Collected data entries
*-*-*

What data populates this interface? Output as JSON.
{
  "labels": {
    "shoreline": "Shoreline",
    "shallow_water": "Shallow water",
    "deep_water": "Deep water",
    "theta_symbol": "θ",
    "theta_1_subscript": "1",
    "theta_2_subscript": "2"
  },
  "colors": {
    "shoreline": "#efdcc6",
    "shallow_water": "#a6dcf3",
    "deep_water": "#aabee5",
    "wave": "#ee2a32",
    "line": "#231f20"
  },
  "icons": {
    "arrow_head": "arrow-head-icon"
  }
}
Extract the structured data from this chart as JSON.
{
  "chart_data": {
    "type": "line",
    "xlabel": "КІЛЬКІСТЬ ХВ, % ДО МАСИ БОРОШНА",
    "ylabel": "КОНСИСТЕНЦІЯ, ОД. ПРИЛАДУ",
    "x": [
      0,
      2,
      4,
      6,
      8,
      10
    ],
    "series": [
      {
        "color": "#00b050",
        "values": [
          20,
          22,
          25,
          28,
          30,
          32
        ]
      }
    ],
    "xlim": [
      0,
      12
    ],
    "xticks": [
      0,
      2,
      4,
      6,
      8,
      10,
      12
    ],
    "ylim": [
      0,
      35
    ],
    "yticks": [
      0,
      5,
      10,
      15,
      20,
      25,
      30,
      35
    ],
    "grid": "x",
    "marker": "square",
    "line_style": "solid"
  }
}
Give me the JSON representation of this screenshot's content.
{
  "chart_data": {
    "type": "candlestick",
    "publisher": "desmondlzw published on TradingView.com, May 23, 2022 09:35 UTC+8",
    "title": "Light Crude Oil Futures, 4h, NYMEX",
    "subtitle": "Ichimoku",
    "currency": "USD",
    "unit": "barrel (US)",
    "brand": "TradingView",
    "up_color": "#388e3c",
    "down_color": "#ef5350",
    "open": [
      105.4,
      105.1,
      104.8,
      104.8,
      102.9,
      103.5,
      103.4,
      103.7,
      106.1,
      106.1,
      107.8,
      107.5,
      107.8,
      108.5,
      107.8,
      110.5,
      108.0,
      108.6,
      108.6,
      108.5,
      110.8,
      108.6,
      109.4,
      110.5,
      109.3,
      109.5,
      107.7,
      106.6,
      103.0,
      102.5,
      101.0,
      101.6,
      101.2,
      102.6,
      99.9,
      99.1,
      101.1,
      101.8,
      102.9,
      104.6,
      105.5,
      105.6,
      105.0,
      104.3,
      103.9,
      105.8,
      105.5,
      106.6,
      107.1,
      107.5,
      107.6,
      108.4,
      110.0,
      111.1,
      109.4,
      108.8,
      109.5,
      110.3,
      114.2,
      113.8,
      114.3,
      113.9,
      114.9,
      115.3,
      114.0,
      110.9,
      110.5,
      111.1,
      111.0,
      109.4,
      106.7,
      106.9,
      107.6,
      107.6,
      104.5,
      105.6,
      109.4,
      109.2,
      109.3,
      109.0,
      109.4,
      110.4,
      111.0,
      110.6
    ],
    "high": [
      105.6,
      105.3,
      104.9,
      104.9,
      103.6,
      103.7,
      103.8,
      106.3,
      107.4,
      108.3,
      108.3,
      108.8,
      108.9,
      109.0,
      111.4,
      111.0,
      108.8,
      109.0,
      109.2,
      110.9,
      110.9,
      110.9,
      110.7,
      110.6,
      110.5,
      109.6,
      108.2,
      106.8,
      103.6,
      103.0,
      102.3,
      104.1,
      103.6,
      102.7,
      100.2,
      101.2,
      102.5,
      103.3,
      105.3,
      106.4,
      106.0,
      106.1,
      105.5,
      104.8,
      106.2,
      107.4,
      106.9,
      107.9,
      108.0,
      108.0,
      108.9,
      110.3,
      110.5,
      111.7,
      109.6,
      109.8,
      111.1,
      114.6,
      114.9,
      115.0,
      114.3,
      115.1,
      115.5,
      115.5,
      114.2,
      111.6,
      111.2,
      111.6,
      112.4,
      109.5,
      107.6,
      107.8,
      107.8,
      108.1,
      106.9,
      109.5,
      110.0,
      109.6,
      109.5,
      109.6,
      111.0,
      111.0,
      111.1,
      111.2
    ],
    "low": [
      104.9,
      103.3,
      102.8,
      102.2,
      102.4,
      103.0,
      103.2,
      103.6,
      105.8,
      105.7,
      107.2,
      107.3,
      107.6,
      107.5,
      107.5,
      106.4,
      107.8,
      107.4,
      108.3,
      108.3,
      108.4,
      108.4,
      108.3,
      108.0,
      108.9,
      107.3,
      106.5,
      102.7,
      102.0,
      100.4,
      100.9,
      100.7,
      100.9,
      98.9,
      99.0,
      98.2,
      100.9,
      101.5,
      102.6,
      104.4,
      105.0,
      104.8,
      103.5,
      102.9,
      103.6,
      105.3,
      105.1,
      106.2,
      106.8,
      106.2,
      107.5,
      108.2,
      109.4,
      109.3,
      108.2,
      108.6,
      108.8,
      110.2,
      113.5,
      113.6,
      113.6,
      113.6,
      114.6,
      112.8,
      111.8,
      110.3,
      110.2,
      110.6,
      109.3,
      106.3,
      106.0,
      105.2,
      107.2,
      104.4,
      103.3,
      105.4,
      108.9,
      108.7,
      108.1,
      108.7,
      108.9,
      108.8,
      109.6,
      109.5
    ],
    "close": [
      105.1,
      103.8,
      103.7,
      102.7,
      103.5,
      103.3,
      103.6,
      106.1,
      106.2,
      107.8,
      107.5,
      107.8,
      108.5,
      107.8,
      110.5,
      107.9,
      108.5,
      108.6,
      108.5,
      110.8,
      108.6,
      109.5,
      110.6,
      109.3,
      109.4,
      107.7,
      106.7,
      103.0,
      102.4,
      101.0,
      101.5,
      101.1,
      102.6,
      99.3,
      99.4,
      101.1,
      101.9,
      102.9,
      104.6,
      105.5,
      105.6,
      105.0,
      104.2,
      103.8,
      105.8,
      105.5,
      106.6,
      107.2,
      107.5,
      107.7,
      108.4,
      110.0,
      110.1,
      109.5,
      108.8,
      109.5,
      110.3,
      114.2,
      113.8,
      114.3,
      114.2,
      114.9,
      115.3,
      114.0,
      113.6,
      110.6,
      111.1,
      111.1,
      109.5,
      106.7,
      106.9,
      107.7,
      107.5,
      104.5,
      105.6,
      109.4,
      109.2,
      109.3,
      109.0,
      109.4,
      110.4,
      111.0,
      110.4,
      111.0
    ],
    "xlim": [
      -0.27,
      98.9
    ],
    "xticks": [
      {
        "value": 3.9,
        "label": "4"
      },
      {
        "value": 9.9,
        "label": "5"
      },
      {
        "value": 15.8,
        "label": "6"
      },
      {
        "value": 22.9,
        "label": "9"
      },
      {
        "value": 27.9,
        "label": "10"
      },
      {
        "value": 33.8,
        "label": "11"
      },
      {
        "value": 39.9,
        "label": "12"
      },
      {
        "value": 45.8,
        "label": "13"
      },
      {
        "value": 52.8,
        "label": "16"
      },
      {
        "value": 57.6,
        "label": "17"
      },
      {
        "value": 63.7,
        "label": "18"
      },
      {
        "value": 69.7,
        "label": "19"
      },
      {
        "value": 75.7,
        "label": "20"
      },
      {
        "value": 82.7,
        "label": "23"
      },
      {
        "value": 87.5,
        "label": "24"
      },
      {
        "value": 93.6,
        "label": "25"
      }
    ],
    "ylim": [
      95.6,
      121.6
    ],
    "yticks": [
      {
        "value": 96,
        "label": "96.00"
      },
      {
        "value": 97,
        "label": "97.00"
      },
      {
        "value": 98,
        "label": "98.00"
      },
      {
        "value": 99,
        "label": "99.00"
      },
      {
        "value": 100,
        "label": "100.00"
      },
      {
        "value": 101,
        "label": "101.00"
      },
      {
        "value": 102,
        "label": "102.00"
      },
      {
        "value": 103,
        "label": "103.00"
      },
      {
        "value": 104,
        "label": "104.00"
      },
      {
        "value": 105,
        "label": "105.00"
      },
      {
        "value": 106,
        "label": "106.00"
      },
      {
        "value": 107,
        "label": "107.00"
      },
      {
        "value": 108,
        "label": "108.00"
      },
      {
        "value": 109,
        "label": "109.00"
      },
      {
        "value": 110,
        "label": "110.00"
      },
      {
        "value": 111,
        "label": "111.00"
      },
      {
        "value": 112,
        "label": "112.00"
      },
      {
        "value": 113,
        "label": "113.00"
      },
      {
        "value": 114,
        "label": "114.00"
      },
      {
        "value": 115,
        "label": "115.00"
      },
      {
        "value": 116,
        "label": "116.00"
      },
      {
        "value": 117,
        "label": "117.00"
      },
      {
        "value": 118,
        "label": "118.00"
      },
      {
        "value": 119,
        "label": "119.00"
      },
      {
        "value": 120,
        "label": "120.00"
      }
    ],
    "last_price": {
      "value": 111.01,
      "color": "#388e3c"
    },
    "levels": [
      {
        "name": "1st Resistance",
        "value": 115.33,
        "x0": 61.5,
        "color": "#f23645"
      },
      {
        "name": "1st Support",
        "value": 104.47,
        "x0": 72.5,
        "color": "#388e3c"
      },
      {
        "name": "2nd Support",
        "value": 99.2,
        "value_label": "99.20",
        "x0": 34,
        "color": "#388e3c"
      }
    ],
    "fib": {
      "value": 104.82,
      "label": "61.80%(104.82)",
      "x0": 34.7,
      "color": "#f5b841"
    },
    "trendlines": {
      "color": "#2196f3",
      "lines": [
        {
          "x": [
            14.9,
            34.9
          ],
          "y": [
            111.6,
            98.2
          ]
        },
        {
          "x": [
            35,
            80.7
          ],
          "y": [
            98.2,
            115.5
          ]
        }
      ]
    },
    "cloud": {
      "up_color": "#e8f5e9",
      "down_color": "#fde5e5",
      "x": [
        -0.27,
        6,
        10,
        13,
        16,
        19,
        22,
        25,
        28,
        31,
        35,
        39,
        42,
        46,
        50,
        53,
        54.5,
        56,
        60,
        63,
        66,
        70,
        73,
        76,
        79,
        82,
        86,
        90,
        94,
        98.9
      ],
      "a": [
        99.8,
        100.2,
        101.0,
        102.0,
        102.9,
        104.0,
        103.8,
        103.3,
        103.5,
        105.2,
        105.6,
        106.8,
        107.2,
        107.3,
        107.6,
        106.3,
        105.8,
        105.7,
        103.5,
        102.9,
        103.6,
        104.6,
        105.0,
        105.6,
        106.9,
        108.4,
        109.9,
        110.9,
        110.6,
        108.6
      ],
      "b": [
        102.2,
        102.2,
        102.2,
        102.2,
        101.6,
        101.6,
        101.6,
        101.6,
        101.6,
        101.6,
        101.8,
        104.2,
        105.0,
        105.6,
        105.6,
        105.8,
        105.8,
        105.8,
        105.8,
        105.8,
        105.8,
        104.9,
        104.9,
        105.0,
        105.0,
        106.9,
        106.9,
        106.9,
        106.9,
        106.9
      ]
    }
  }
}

*-*-*

Given task >>
Go through the records. Copy each line where "this" appears.

Problem solution >>
What data populates this interface? Output as JSON.
Extract the structured data from this chart as JSON.
Give me the JSON representation of this screenshot's content.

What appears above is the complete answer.